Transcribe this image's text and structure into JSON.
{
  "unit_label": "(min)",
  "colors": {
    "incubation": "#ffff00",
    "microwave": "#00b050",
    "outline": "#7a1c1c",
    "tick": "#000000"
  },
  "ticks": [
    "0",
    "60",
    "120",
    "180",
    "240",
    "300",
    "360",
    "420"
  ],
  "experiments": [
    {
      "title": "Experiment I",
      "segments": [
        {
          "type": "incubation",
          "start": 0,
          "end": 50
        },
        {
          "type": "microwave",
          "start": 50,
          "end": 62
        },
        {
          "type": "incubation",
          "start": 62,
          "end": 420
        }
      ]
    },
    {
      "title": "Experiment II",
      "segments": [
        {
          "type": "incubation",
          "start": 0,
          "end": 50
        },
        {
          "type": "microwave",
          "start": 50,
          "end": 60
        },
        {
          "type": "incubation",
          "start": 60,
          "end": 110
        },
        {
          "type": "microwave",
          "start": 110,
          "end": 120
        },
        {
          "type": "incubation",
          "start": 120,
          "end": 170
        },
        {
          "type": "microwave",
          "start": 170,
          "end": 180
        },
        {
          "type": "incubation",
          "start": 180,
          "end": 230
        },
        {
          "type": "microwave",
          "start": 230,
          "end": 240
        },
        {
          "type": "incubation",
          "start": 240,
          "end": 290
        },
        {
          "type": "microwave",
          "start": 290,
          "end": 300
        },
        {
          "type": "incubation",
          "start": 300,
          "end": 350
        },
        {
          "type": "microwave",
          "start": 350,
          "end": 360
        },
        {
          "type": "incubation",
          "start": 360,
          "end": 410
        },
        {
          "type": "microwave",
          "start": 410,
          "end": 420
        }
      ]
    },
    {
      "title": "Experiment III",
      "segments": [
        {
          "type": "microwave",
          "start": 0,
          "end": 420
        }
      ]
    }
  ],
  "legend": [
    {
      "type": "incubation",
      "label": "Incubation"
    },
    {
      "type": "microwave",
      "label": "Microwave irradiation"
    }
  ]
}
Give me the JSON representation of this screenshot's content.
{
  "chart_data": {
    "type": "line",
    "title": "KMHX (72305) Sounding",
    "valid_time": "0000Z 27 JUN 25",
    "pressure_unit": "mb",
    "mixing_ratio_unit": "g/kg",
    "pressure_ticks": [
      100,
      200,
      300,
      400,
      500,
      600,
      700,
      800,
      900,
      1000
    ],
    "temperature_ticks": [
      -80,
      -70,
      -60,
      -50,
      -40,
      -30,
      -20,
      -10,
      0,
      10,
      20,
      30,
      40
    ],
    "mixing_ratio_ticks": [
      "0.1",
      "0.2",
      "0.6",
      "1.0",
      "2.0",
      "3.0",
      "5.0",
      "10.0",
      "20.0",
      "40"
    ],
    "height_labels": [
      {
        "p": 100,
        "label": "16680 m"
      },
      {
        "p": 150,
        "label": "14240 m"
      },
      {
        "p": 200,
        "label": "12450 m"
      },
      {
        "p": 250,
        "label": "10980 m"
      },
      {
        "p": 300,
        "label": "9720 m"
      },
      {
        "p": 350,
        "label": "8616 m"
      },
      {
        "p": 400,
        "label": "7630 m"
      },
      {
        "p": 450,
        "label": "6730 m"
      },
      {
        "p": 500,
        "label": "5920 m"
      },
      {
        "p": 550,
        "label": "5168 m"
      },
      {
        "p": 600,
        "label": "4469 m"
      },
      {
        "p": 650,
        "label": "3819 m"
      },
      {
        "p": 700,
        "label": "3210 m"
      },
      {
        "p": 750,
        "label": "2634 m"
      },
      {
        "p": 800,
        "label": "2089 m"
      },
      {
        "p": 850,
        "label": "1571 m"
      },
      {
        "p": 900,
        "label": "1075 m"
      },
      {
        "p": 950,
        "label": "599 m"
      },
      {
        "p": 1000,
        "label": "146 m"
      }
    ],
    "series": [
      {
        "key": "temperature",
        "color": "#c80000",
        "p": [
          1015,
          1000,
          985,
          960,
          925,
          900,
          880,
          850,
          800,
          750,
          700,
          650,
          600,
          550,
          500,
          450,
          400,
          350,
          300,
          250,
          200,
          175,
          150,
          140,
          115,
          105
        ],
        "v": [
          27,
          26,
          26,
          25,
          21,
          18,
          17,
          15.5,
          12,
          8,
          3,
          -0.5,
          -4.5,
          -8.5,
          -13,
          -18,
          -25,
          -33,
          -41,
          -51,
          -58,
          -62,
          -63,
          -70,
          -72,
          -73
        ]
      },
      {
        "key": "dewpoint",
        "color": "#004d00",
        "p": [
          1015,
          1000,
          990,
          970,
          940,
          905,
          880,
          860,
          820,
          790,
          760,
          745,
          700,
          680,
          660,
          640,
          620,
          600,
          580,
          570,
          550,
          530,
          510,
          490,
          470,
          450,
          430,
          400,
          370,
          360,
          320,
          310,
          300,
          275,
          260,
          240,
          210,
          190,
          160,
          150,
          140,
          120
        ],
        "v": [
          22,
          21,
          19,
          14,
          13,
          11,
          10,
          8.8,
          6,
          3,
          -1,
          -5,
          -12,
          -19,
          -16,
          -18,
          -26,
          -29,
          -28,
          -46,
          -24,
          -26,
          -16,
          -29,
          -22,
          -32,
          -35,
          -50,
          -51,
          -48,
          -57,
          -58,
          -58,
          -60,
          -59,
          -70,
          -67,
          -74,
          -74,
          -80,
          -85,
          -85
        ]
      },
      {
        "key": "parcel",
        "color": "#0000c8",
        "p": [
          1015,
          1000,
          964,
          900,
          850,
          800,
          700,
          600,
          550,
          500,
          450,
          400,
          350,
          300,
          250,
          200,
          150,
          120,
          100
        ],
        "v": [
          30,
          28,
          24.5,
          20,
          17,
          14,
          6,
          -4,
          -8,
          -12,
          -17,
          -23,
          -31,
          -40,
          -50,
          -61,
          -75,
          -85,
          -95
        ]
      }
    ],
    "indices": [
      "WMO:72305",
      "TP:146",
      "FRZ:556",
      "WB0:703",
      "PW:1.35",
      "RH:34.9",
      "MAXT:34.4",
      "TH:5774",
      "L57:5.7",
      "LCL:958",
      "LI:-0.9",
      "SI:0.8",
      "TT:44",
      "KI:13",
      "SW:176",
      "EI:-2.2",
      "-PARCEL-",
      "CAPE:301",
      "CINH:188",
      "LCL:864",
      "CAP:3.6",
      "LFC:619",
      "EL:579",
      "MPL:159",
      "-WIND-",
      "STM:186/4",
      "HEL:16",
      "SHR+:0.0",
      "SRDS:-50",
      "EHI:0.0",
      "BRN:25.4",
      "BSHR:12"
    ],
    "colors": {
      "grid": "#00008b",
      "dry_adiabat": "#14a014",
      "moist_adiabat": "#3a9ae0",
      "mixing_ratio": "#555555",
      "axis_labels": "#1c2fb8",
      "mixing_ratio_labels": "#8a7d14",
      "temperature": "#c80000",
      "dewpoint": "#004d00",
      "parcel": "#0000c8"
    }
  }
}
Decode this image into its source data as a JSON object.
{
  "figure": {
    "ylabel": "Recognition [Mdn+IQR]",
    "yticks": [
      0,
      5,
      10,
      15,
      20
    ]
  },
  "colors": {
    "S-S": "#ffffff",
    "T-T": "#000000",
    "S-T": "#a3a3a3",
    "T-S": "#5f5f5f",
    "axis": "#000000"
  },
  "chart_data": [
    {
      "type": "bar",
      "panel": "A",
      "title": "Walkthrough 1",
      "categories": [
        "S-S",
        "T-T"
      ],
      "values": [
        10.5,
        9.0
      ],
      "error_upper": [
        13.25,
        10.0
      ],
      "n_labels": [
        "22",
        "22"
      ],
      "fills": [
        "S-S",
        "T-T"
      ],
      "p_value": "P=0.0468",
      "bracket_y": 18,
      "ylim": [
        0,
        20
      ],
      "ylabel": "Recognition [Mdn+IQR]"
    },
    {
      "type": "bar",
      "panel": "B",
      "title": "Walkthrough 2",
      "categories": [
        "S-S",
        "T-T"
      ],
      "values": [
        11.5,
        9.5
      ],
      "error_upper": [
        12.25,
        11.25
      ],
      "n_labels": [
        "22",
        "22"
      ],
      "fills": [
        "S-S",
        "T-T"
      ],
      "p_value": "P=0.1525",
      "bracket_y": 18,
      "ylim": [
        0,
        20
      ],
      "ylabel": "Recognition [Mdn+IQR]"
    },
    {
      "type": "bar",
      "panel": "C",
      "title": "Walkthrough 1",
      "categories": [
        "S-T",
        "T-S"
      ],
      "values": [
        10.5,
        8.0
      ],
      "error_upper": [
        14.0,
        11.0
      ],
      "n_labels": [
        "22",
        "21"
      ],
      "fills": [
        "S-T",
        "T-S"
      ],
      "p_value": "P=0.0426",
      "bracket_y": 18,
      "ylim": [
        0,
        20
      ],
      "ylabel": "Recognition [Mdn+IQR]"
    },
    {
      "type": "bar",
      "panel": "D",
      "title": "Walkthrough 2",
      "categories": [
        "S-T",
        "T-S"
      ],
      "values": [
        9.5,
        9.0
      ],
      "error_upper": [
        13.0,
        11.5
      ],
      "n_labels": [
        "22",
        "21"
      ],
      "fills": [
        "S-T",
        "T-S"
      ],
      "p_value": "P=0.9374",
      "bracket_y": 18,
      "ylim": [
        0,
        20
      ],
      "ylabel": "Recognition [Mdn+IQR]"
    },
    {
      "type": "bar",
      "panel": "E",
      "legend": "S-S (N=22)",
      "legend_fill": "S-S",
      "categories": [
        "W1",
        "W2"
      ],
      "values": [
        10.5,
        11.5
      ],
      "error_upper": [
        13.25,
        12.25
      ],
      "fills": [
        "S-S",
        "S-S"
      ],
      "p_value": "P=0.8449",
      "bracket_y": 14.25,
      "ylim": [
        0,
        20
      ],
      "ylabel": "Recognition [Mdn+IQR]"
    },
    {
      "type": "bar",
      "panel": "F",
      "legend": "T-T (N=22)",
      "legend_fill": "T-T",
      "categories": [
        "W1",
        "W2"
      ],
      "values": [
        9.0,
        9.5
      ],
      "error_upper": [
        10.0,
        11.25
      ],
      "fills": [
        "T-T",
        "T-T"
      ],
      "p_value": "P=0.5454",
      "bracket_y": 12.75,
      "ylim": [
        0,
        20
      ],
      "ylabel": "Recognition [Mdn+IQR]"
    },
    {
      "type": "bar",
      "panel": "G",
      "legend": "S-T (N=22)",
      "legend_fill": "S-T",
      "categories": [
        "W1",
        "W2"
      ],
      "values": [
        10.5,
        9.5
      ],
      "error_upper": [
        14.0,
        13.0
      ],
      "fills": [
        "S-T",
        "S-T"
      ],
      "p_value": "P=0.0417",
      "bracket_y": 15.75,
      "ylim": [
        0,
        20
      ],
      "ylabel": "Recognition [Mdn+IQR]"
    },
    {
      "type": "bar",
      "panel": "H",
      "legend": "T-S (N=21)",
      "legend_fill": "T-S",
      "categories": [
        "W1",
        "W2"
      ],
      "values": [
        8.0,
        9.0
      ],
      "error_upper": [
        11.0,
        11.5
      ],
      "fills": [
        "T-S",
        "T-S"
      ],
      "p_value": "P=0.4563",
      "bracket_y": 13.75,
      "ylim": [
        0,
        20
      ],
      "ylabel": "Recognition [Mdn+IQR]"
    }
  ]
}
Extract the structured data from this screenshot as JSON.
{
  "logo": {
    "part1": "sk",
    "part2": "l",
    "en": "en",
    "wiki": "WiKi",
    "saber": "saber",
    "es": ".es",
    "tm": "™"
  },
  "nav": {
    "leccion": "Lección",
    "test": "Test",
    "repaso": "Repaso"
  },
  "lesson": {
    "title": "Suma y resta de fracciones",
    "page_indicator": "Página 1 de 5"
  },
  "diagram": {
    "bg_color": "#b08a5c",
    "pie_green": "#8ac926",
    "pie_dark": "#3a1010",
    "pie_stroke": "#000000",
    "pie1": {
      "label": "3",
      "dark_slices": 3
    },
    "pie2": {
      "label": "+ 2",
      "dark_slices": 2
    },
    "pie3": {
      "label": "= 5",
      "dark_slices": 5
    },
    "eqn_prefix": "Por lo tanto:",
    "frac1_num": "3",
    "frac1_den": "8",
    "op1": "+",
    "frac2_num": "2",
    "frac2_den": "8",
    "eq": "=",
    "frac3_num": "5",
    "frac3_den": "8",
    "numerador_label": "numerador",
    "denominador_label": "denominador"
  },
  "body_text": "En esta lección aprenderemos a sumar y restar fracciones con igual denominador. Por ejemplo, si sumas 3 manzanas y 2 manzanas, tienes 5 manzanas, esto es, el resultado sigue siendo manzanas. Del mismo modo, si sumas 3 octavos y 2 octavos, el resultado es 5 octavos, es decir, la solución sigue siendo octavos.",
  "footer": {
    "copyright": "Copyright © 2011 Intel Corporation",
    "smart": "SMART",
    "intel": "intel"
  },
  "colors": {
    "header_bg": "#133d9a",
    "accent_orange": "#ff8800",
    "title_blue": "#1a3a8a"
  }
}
★ ★ ★ ★
Identify the lines above that contain the word "JSON", then copy them.

Transcribe this image's text and structure into JSON.
Give me the JSON representation of this screenshot's content.
Decode this image into its source data as a JSON object.
Extract the structured data from this screenshot as JSON.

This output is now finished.